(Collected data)

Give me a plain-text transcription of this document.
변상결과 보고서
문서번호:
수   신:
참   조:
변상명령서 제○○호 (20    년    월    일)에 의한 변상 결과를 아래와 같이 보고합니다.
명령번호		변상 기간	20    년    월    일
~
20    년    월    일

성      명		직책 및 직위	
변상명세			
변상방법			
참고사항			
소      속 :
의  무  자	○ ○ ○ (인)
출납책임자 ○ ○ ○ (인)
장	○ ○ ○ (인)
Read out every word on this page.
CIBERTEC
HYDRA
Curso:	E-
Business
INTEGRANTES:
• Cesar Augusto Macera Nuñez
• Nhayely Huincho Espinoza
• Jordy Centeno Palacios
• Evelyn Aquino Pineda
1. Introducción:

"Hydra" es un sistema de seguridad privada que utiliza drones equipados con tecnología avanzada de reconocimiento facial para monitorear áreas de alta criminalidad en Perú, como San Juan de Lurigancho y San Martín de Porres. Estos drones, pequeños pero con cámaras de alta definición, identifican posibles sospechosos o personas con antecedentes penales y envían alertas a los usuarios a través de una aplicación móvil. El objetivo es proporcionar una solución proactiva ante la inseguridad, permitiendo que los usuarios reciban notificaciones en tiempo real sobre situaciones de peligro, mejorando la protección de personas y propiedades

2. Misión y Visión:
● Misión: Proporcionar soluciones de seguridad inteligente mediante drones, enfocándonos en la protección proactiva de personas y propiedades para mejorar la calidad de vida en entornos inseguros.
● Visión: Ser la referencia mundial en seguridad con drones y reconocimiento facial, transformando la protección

[Task description] Search the material above for "Visión". Pull out each line where it shows up.

[Result of the task]
2. Misión y Visión:
● Visión: Ser la referencia mundial en seguridad con drones y reconocimiento facial, transformando la protección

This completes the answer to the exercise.